> **Request**
Check each line below for the word "anfwer" and give the number of lines that have it, nothing more.

> **Records supplied**
━━━━

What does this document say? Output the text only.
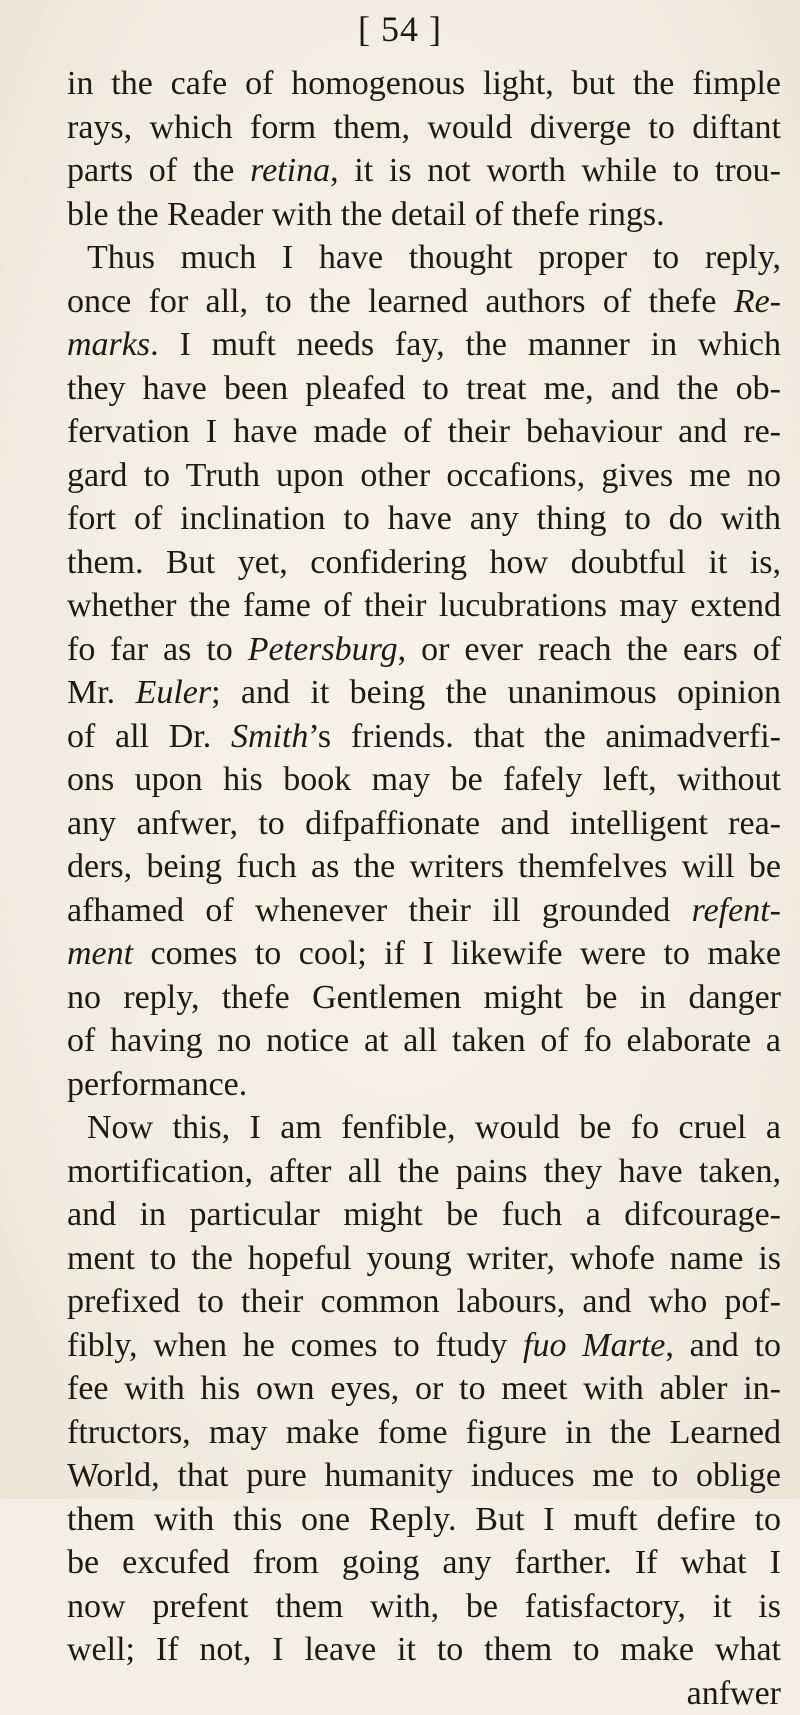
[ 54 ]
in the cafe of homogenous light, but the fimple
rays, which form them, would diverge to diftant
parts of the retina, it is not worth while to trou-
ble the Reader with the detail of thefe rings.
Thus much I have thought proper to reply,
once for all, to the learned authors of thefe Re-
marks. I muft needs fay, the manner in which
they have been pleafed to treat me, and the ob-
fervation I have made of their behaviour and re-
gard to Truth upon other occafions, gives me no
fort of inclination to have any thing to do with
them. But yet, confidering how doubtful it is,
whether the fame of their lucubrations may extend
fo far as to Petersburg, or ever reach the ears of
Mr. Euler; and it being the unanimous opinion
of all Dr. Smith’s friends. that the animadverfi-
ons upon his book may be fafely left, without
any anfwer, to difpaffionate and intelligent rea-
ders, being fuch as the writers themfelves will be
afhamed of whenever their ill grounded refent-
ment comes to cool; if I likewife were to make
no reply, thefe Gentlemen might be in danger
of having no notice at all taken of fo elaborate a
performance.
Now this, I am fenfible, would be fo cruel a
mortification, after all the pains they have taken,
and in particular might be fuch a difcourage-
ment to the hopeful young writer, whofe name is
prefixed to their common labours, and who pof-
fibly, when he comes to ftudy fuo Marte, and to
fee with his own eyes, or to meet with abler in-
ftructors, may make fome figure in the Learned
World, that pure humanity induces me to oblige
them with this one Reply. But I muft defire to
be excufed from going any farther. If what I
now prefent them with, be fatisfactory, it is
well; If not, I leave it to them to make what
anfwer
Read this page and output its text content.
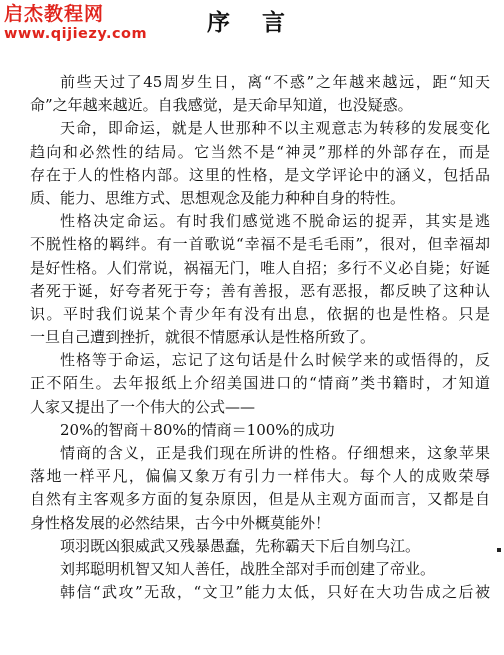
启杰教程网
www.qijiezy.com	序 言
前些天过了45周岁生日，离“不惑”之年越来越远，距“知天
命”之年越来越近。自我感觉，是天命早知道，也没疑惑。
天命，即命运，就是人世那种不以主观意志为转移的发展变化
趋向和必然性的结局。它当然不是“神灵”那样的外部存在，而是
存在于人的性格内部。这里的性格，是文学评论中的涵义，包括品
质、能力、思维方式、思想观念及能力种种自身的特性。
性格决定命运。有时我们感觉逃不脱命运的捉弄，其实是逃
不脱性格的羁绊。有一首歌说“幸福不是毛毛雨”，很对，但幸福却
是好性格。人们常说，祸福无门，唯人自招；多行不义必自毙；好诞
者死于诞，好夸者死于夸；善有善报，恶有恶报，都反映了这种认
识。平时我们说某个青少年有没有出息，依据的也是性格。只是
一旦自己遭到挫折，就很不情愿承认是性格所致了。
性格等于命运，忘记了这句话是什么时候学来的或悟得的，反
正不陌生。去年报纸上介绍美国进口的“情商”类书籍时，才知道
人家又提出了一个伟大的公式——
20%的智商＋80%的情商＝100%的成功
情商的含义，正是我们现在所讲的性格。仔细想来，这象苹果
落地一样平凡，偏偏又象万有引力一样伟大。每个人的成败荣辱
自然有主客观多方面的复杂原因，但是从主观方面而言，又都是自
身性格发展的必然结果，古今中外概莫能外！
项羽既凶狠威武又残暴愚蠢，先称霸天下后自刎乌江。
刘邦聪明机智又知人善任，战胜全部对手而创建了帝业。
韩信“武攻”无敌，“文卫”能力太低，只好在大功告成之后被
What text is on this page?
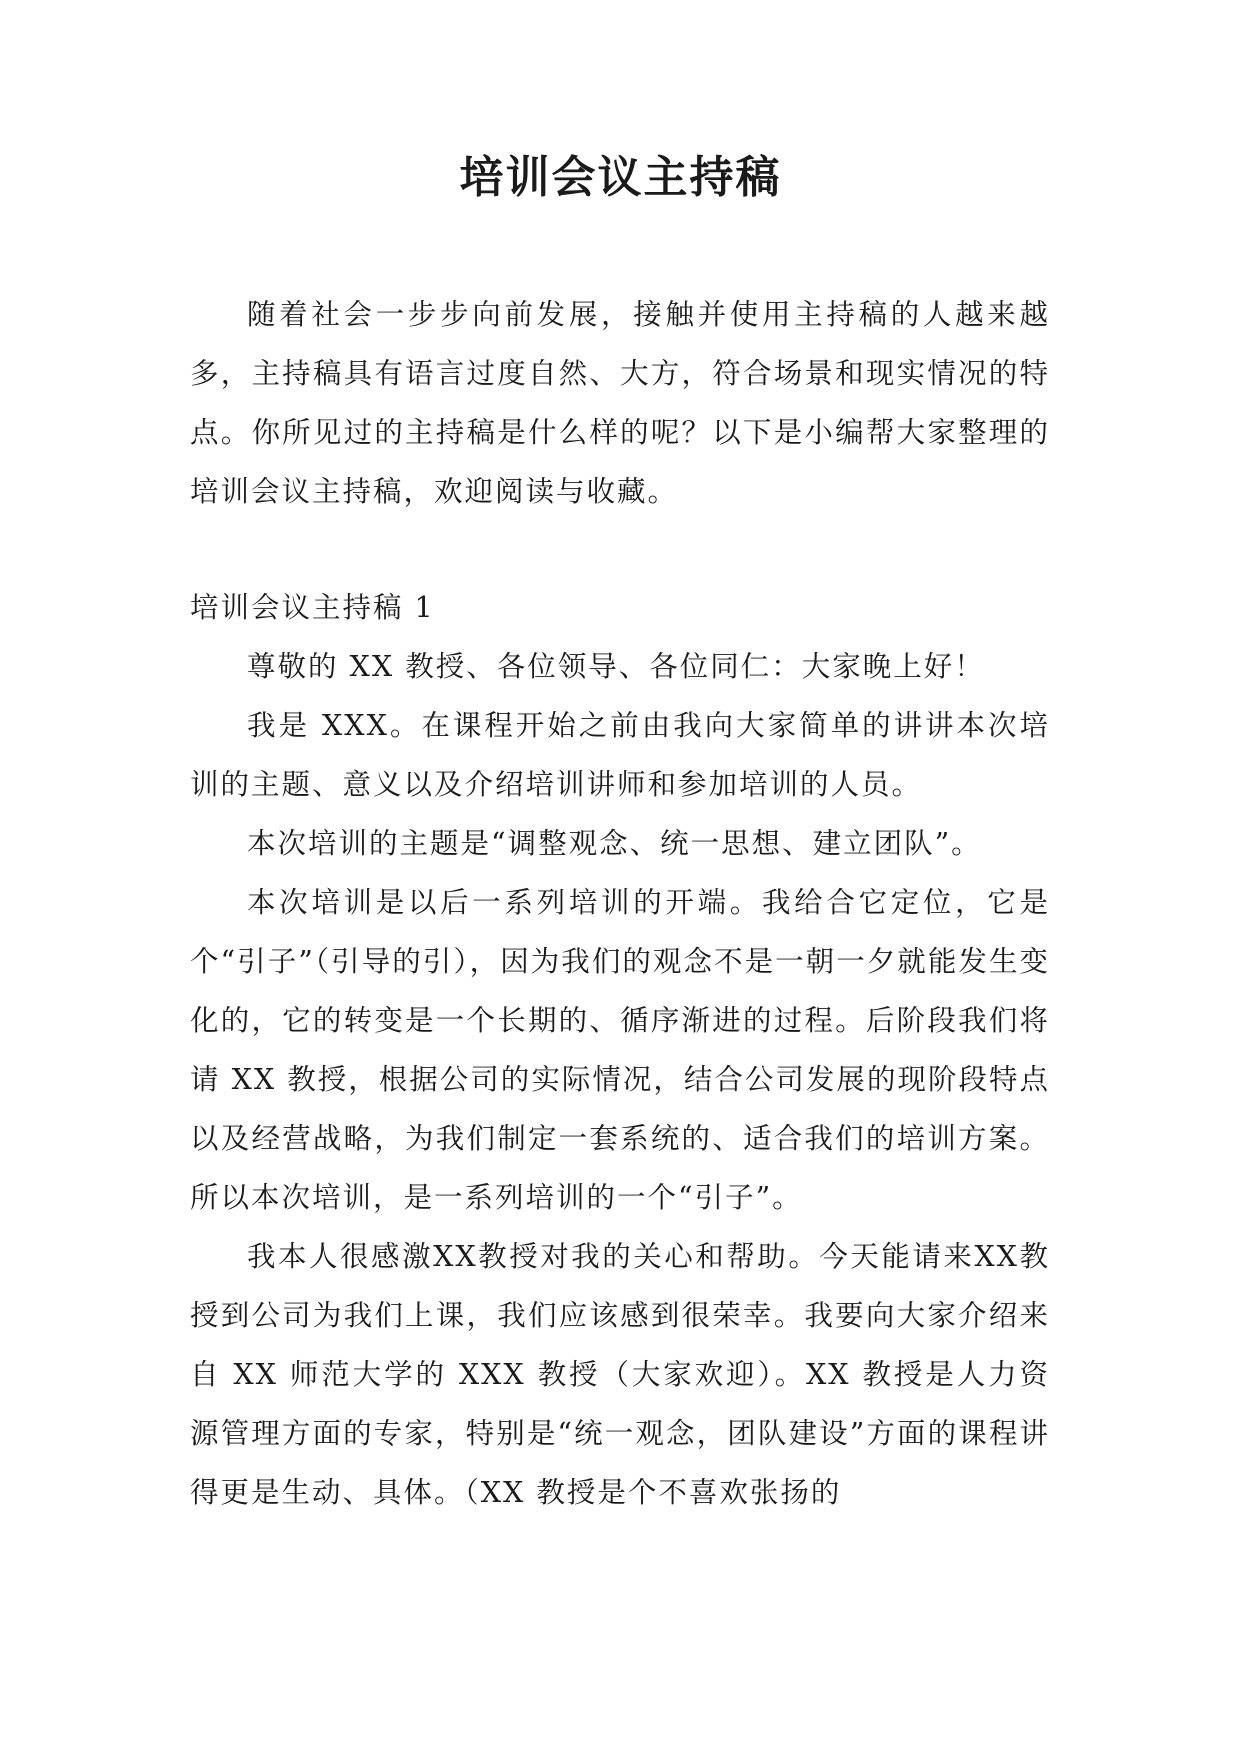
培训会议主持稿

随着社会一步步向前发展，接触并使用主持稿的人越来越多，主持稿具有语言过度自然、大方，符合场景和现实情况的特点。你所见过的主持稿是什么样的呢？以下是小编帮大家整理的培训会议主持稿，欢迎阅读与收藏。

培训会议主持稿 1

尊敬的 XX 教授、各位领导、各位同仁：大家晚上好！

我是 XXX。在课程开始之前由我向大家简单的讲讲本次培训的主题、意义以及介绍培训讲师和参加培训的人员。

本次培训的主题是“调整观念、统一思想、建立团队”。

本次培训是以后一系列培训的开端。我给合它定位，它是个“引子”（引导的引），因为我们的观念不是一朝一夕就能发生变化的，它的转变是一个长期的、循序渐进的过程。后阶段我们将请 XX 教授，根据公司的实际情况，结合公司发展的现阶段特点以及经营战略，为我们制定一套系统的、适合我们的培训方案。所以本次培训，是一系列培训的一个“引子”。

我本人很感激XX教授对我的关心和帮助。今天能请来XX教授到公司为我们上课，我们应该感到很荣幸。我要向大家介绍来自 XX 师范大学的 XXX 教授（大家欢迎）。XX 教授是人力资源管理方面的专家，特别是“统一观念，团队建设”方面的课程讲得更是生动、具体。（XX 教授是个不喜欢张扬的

━━━━

> **Correct output**
2